• [EXERCISE AIM]: Every line holding the string "icon" should be gathered.

===== PROVIDED DATA

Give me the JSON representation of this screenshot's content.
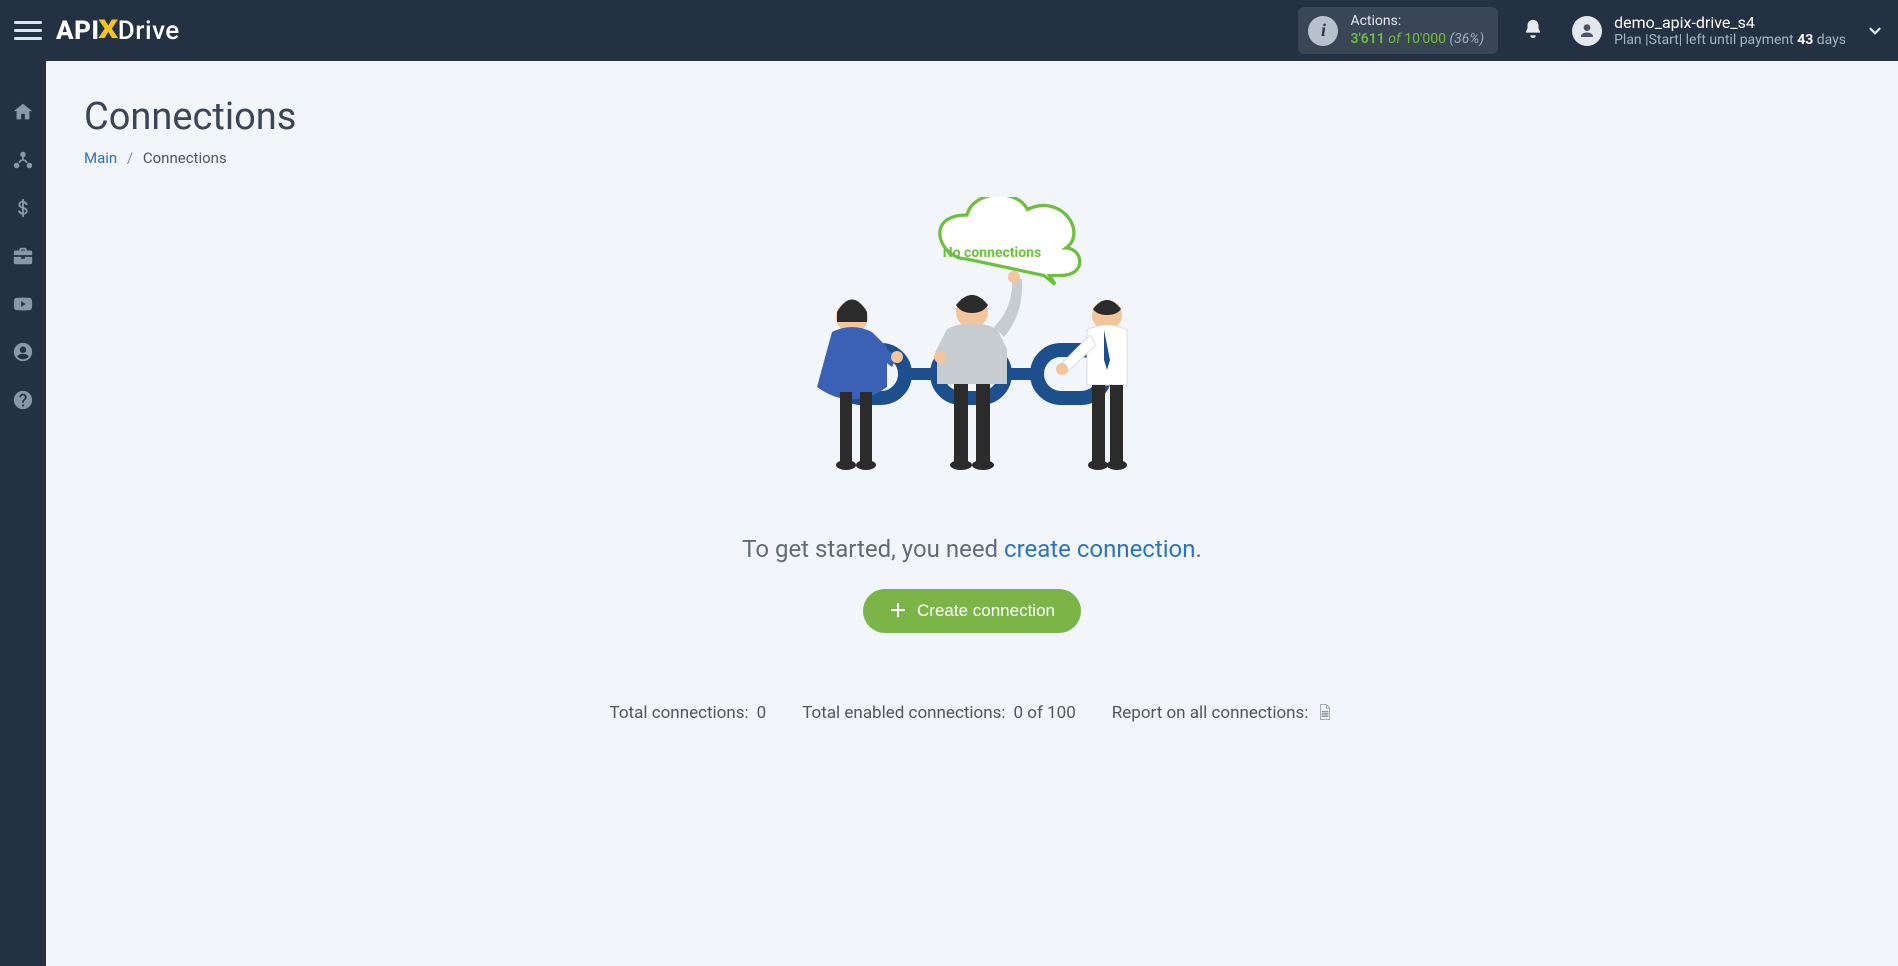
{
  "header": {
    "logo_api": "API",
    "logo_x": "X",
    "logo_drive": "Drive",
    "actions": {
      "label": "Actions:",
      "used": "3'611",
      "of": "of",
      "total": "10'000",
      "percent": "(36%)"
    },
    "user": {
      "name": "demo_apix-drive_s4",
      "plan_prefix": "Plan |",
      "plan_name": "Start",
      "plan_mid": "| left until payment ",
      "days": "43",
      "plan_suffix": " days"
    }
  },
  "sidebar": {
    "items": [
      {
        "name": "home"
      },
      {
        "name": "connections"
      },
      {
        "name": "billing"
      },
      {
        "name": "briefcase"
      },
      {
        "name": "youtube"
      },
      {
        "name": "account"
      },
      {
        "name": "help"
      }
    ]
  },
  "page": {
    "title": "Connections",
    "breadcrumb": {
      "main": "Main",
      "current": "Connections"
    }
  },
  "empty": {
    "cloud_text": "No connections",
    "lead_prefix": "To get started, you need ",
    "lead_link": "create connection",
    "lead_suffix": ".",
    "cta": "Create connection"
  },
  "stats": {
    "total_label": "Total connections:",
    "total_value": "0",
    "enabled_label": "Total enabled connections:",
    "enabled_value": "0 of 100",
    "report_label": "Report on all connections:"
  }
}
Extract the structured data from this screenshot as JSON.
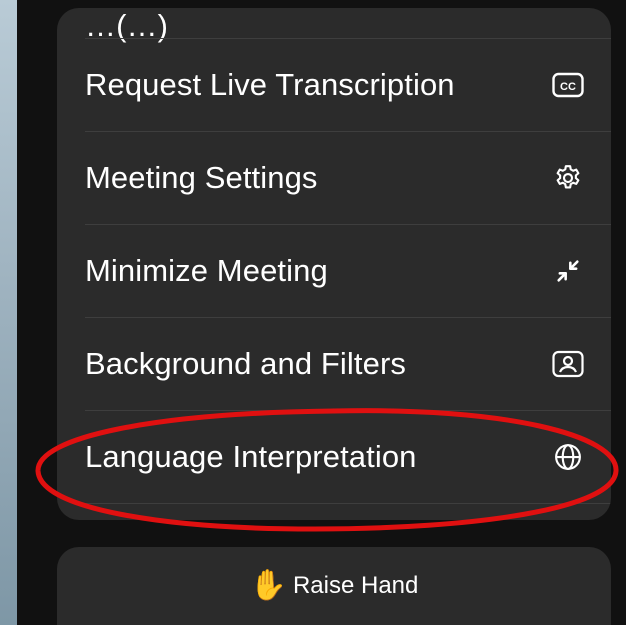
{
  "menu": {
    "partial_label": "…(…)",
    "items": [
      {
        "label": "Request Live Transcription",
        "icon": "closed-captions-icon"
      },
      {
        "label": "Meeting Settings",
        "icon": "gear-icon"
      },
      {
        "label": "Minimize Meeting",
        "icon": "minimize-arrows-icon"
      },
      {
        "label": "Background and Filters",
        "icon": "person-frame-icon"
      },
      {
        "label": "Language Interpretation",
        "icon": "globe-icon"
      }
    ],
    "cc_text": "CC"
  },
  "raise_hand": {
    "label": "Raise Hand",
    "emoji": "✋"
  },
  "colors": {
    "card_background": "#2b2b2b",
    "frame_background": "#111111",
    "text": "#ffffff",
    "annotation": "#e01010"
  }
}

==========

• [SOLUTION TO THE EXERCISE]:
        "icon": "closed-captions-icon"
        "icon": "gear-icon"
        "icon": "minimize-arrows-icon"
        "icon": "person-frame-icon"
        "icon": "globe-icon"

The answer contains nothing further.